• **READING PASSAGE**:

[Intel-gfx] [PATCH v2] drm/i915/guc: Move GuC wq_reserve_space to alloc_request_extras
Yu Dai
yu.dai at intel.com
Thu Dec 10 16:22:51 PST 2015
On 12/10/2015 09:14 AM, Dave Gordon wrote:
> On 09/12/15 18:50, yu.dai at intel.com wrote:
> > From: Alex Dai <yu.dai at intel.com>
> >
> > Split GuC work queue space reserve from submission and move it to
> > ring_alloc_request_extras. The reason is that failure in later
> > i915_add_request() won't be handled. In the case timeout happens,
> > driver can return early in order to handle the error.
> >
> > v1: Move wq_reserve_space to ring_reserve_space
> > v2: Move wq_reserve_space to alloc_request_extras (Chris Wilson)
> >
> > Signed-off-by: Alex Dai <yu.dai at intel.com>
> > ---
> > drivers/gpu/drm/i915/i915_guc_submission.c | 21 +++++++++------------
> > drivers/gpu/drm/i915/intel_guc.h | 1 +
> > drivers/gpu/drm/i915/intel_lrc.c | 6 ++++++
> > 3 files changed, 16 insertions(+), 12 deletions(-)
> >
> > diff --git a/drivers/gpu/drm/i915/i915_guc_submission.c b/drivers/gpu/drm/i915/i915_guc_submission.c
> > index 226e9c0..f7bd038 100644
> > --- a/drivers/gpu/drm/i915/i915_guc_submission.c
> > +++ b/drivers/gpu/drm/i915/i915_guc_submission.c
> > @@ -472,25 +472,21 @@ static void guc_fini_ctx_desc(struct intel_guc *guc,
> > sizeof(desc) * client->ctx_index);
> > }
> >
> > -/* Get valid workqueue item and return it back to offset */
> > -static int guc_get_workqueue_space(struct i915_guc_client *gc, u32 *offset)
> > +int i915_guc_wq_reserve_space(struct i915_guc_client *gc)
>
> I think the name is misleading, because we don't actually reserve
> anything here, just check that there is some free space in the WQ.

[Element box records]

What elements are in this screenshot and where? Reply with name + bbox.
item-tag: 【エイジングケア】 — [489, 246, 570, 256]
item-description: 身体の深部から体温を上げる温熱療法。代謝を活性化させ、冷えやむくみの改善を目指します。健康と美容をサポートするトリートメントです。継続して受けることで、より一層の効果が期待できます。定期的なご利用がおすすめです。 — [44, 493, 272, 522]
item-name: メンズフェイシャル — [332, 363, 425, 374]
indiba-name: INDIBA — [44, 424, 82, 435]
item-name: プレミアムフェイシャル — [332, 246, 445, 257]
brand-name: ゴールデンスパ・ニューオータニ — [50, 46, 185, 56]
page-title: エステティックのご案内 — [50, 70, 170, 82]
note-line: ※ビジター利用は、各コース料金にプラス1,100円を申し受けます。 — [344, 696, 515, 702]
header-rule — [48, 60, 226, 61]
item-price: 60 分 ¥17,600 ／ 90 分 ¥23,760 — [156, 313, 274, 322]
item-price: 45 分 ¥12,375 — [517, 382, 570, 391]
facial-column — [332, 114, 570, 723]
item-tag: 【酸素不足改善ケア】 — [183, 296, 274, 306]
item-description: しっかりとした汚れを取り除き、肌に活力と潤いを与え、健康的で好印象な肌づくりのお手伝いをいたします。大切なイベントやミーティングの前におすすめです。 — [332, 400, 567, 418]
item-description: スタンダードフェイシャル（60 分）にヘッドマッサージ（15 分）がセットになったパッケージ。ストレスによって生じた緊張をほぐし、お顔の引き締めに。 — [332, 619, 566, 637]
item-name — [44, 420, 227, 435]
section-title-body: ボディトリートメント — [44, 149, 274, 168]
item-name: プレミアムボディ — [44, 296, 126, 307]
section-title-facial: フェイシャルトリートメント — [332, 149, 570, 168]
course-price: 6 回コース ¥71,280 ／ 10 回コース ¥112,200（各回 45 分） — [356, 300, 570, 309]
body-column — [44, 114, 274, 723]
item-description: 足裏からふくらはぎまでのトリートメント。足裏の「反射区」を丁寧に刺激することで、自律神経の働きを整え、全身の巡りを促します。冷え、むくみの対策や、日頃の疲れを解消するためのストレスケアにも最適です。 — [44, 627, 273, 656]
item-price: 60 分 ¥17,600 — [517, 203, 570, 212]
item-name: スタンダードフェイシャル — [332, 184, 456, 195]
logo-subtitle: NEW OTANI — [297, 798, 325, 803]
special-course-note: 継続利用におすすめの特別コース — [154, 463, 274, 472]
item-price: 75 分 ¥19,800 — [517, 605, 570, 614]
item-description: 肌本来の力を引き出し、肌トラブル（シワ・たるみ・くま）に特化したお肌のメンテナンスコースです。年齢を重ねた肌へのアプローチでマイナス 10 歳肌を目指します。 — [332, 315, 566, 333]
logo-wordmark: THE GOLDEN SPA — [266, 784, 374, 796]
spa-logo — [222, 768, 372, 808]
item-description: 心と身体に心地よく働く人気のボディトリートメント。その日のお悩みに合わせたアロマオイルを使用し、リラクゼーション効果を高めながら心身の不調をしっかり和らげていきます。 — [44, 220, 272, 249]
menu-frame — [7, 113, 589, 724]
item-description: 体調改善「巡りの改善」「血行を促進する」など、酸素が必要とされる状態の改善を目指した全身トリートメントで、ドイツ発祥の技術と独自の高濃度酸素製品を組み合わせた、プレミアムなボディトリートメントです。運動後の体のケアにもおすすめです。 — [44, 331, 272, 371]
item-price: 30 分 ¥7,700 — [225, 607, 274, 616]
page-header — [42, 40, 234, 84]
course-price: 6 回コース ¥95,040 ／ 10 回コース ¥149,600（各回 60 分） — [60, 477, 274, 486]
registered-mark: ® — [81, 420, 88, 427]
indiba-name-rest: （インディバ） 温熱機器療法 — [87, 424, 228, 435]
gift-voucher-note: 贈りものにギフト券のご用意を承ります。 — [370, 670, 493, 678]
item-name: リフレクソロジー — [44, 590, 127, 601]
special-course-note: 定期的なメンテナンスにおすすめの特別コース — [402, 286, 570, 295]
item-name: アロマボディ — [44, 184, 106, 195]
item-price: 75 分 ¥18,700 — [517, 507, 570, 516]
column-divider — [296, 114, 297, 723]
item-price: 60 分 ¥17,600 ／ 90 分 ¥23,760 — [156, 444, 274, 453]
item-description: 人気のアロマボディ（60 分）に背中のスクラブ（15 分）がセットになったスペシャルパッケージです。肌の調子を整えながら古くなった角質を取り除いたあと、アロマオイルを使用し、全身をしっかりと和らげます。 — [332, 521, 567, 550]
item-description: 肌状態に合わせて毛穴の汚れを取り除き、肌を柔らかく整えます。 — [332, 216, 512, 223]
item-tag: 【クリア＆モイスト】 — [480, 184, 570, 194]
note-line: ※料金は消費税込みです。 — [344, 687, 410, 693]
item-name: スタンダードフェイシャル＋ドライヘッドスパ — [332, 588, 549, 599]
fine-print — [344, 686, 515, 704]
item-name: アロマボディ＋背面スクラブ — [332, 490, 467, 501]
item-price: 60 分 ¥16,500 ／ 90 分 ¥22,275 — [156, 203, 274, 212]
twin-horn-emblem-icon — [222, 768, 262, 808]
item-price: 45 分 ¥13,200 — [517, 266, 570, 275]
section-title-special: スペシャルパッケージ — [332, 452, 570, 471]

• **WRITTEN REQUEST**: Write out everything in the patch thread from "[Intel-gfx] [PATCH v2]" down to "handle the error.", reproducing it word for word. The listing is separate material and has no connection to the patch thread.

• **EXERCISE RESPONSE**:
[Intel-gfx] [PATCH v2] drm/i915/guc: Move GuC wq_reserve_space to alloc_request_extras
Yu Dai
yu.dai at intel.com
Thu Dec 10 16:22:51 PST 2015
On 12/10/2015 09:14 AM, Dave Gordon wrote:
> On 09/12/15 18:50, yu.dai at intel.com wrote:
> > From: Alex Dai <yu.dai at intel.com>
> >
> > Split GuC work queue space reserve from submission and move it to
> > ring_alloc_request_extras. The reason is that failure in later
> > i915_add_request() won't be handled. In the case timeout happens,
> > driver can return early in order to handle the error.